◆ EXERCISE
Each entry should be quoted word for word, including every mark of punctuation.

(Stored data)

◇ ◇ ◇

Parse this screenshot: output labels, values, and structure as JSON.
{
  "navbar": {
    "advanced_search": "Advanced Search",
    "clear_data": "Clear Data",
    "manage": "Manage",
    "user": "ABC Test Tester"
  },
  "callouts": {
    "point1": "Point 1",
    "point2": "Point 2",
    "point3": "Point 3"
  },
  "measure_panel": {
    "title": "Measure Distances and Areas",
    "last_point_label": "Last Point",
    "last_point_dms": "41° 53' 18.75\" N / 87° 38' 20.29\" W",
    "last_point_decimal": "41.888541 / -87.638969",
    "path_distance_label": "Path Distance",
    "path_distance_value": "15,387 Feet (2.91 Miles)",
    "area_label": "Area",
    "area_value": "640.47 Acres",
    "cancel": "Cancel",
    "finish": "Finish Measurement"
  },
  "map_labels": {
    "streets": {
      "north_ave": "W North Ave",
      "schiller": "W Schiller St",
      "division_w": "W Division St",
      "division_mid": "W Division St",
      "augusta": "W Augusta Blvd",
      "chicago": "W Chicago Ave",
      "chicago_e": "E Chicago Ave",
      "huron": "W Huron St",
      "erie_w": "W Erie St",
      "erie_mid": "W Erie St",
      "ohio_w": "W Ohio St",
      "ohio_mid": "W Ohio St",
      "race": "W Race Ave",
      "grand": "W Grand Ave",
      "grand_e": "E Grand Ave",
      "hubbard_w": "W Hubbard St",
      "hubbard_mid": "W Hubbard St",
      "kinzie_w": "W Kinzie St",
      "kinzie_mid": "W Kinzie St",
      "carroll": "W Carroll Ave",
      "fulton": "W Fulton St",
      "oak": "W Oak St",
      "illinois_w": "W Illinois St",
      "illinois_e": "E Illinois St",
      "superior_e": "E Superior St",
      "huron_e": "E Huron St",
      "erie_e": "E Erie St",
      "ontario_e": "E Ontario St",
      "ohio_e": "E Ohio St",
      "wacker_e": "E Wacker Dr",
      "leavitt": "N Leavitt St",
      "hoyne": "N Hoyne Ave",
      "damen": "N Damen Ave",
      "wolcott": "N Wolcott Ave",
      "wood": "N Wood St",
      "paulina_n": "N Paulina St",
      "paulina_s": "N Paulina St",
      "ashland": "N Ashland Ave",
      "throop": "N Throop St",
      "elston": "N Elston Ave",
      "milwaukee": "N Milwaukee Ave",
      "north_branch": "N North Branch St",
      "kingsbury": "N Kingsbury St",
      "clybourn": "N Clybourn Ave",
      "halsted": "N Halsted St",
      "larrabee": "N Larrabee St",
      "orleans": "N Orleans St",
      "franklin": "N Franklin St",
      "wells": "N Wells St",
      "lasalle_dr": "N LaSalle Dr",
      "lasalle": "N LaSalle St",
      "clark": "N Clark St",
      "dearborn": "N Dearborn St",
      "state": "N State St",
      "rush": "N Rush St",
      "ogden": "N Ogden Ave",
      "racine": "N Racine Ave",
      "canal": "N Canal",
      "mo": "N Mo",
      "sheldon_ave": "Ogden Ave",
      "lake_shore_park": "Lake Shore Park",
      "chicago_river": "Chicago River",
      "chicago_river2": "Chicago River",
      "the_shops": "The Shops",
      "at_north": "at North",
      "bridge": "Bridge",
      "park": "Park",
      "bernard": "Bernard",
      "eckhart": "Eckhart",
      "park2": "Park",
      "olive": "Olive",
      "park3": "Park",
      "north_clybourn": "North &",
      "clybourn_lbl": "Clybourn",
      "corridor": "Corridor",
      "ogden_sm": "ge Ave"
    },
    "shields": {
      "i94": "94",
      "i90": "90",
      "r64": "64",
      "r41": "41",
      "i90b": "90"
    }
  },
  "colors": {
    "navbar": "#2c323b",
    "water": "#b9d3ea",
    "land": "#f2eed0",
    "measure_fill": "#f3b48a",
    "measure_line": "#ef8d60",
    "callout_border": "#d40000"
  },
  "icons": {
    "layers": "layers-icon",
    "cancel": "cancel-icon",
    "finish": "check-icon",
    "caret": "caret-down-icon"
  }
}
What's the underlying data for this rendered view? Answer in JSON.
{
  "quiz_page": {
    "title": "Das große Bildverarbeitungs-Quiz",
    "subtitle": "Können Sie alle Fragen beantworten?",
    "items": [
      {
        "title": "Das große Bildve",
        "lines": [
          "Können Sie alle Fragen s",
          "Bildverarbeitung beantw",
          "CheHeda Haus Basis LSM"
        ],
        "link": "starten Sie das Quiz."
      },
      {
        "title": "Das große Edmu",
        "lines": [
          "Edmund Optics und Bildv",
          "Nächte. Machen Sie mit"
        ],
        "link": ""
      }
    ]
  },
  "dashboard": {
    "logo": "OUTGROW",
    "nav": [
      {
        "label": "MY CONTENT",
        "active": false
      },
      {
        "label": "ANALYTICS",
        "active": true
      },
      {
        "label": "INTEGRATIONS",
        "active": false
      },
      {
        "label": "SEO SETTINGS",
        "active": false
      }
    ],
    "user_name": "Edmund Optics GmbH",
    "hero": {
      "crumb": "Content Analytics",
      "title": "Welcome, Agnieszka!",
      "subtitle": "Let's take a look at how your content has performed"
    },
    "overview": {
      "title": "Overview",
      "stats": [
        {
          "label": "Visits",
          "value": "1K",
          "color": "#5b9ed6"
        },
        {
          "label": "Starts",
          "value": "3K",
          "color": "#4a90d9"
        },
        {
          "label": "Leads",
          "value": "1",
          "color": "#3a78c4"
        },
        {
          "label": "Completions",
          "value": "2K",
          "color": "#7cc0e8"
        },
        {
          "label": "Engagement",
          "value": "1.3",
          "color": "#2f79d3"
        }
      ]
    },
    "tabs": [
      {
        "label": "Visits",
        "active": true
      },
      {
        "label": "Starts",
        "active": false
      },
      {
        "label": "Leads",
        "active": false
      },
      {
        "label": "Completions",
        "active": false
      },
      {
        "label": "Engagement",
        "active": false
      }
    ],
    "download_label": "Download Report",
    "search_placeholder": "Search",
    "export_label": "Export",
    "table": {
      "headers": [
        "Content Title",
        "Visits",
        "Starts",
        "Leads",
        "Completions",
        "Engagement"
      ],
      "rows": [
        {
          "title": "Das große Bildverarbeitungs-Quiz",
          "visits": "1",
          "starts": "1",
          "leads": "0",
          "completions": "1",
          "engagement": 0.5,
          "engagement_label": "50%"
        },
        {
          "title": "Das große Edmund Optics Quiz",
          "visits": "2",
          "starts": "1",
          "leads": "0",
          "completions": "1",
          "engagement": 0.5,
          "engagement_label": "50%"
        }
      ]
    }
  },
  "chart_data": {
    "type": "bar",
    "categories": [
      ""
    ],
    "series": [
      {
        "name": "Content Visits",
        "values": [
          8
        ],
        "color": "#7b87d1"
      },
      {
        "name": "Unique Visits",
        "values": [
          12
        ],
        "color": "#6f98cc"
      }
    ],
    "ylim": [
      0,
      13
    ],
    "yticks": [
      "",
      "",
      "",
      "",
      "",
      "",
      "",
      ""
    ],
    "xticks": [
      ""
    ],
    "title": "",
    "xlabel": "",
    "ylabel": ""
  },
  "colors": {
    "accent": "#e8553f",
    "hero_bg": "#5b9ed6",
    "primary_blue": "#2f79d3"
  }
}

◇ ◇ ◇

◆ EXPECTED ANSWER
Parse this screenshot: output labels, values, and structure as JSON.
{
  "navbar": {
    "advanced_search": "Advanced Search",
    "clear_data": "Clear Data",
    "manage": "Manage",
    "user": "ABC Test Tester"
  },
  "callouts": {
    "point1": "Point 1",
    "point2": "Point 2",
    "point3": "Point 3"
  },
  "measure_panel": {
    "title": "Measure Distances and Areas",
    "last_point_label": "Last Point",
    "last_point_dms": "41° 53' 18.75\" N / 87° 38' 20.29\" W",
    "last_point_decimal": "41.888541 / -87.638969",
    "path_distance_label": "Path Distance",
    "path_distance_value": "15,387 Feet (2.91 Miles)",
    "area_label": "Area",
    "area_value": "640.47 Acres",
    "cancel": "Cancel",
    "finish": "Finish Measurement"
  },
  "map_labels": {
    "streets": {
      "north_ave": "W North Ave",
      "schiller": "W Schiller St",
      "division_w": "W Division St",
      "division_mid": "W Division St",
      "augusta": "W Augusta Blvd",
      "chicago": "W Chicago Ave",
      "chicago_e": "E Chicago Ave",
      "huron": "W Huron St",
      "erie_w": "W Erie St",
      "erie_mid": "W Erie St",
      "ohio_w": "W Ohio St",
      "ohio_mid": "W Ohio St",
      "race": "W Race Ave",
      "grand": "W Grand Ave",
      "grand_e": "E Grand Ave",
      "hubbard_w": "W Hubbard St",
      "hubbard_mid": "W Hubbard St",
      "kinzie_w": "W Kinzie St",
      "kinzie_mid": "W Kinzie St",
      "carroll": "W Carroll Ave",
      "fulton": "W Fulton St",
      "oak": "W Oak St",
      "illinois_w": "W Illinois St",
      "illinois_e": "E Illinois St",
      "superior_e": "E Superior St",
      "huron_e": "E Huron St",
      "erie_e": "E Erie St",
      "ontario_e": "E Ontario St",
      "ohio_e": "E Ohio St",
      "wacker_e": "E Wacker Dr",
      "leavitt": "N Leavitt St",
      "hoyne": "N Hoyne Ave",
      "damen": "N Damen Ave",
      "wolcott": "N Wolcott Ave",
      "wood": "N Wood St",
      "paulina_n": "N Paulina St",
      "paulina_s": "N Paulina St",
      "ashland": "N Ashland Ave",
      "throop": "N Throop St",
      "elston": "N Elston Ave",
      "milwaukee": "N Milwaukee Ave",
      "north_branch": "N North Branch St",
      "kingsbury": "N Kingsbury St",
      "clybourn": "N Clybourn Ave",
      "halsted": "N Halsted St",
      "larrabee": "N Larrabee St",
      "orleans": "N Orleans St",
      "franklin": "N Franklin St",
      "wells": "N Wells St",
      "lasalle_dr": "N LaSalle Dr",
      "lasalle": "N LaSalle St",
      "clark": "N Clark St",
      "dearborn": "N Dearborn St",
      "state": "N State St",
      "rush": "N Rush St",
      "ogden": "N Ogden Ave",
      "racine": "N Racine Ave",
      "canal": "N Canal",
      "mo": "N Mo",
      "sheldon_ave": "Ogden Ave",
      "lake_shore_park": "Lake Shore Park",
      "chicago_river": "Chicago River",
      "chicago_river2": "Chicago River",
      "the_shops": "The Shops",
      "at_north": "at North",
      "bridge": "Bridge",
      "park": "Park",
      "bernard": "Bernard",
      "eckhart": "Eckhart",
      "park2": "Park",
      "olive": "Olive",
      "park3": "Park",
      "north_clybourn": "North &",
      "clybourn_lbl": "Clybourn",
      "corridor": "Corridor",
      "ogden_sm": "ge Ave"
    },
    "shields": {
      "i94": "94",
      "i90": "90",
      "r64": "64",
      "r41": "41",
      "i90b": "90"
    }
  },
  "colors": {
    "navbar": "#2c323b",
    "water": "#b9d3ea",
    "land": "#f2eed0",
    "measure_fill": "#f3b48a",
    "measure_line": "#ef8d60",
    "callout_border": "#d40000"
  },
  "icons": {
    "layers": "layers-icon",
    "cancel": "cancel-icon",
    "finish": "check-icon",
    "caret": "caret-down-icon"
  }
}
What's the underlying data for this rendered view? Answer in JSON.
{
  "quiz_page": {
    "title": "Das große Bildverarbeitungs-Quiz",
    "subtitle": "Können Sie alle Fragen beantworten?",
    "items": [
      {
        "title": "Das große Bildve",
        "lines": [
          "Können Sie alle Fragen s",
          "Bildverarbeitung beantw",
          "CheHeda Haus Basis LSM"
        ],
        "link": "starten Sie das Quiz."
      },
      {
        "title": "Das große Edmu",
        "lines": [
          "Edmund Optics und Bildv",
          "Nächte. Machen Sie mit"
        ],
        "link": ""
      }
    ]
  },
  "dashboard": {
    "logo": "OUTGROW",
    "nav": [
      {
        "label": "MY CONTENT",
        "active": false
      },
      {
        "label": "ANALYTICS",
        "active": true
      },
      {
        "label": "INTEGRATIONS",
        "active": false
      },
      {
        "label": "SEO SETTINGS",
        "active": false
      }
    ],
    "user_name": "Edmund Optics GmbH",
    "hero": {
      "crumb": "Content Analytics",
      "title": "Welcome, Agnieszka!",
      "subtitle": "Let's take a look at how your content has performed"
    },
    "overview": {
      "title": "Overview",
      "stats": [
        {
          "label": "Visits",
          "value": "1K",
          "color": "#5b9ed6"
        },
        {
          "label": "Starts",
          "value": "3K",
          "color": "#4a90d9"
        },
        {
          "label": "Leads",
          "value": "1",
          "color": "#3a78c4"
        },
        {
          "label": "Completions",
          "value": "2K",
          "color": "#7cc0e8"
        },
        {
          "label": "Engagement",
          "value": "1.3",
          "color": "#2f79d3"
        }
      ]
    },
    "tabs": [
      {
        "label": "Visits",
        "active": true
      },
      {
        "label": "Starts",
        "active": false
      },
      {
        "label": "Leads",
        "active": false
      },
      {
        "label": "Completions",
        "active": false
      },
      {
        "label": "Engagement",
        "active": false
      }
    ],
    "download_label": "Download Report",
    "search_placeholder": "Search",
    "export_label": "Export",
    "table": {
      "headers": [
        "Content Title",
        "Visits",
        "Starts",
        "Leads",
        "Completions",
        "Engagement"
      ],
      "rows": [
        {
          "title": "Das große Bildverarbeitungs-Quiz",
          "visits": "1",
          "starts": "1",
          "leads": "0",
          "completions": "1",
          "engagement": 0.5,
          "engagement_label": "50%"
        },
        {
          "title": "Das große Edmund Optics Quiz",
          "visits": "2",
          "starts": "1",
          "leads": "0",
          "completions": "1",
          "engagement": 0.5,
          "engagement_label": "50%"
        }
      ]
    }
  },
  "chart_data": {
    "type": "bar",
    "categories": [
      ""
    ],
    "series": [
      {
        "name": "Content Visits",
        "values": [
          8
        ],
        "color": "#7b87d1"
      },
      {
        "name": "Unique Visits",
        "values": [
          12
        ],
        "color": "#6f98cc"
      }
    ],
    "ylim": [
      0,
      13
    ],
    "yticks": [
      "",
      "",
      "",
      "",
      "",
      "",
      "",
      ""
    ],
    "xticks": [
      ""
    ],
    "title": "",
    "xlabel": "",
    "ylabel": ""
  },
  "colors": {
    "accent": "#e8553f",
    "hero_bg": "#5b9ed6",
    "primary_blue": "#2f79d3"
  }
}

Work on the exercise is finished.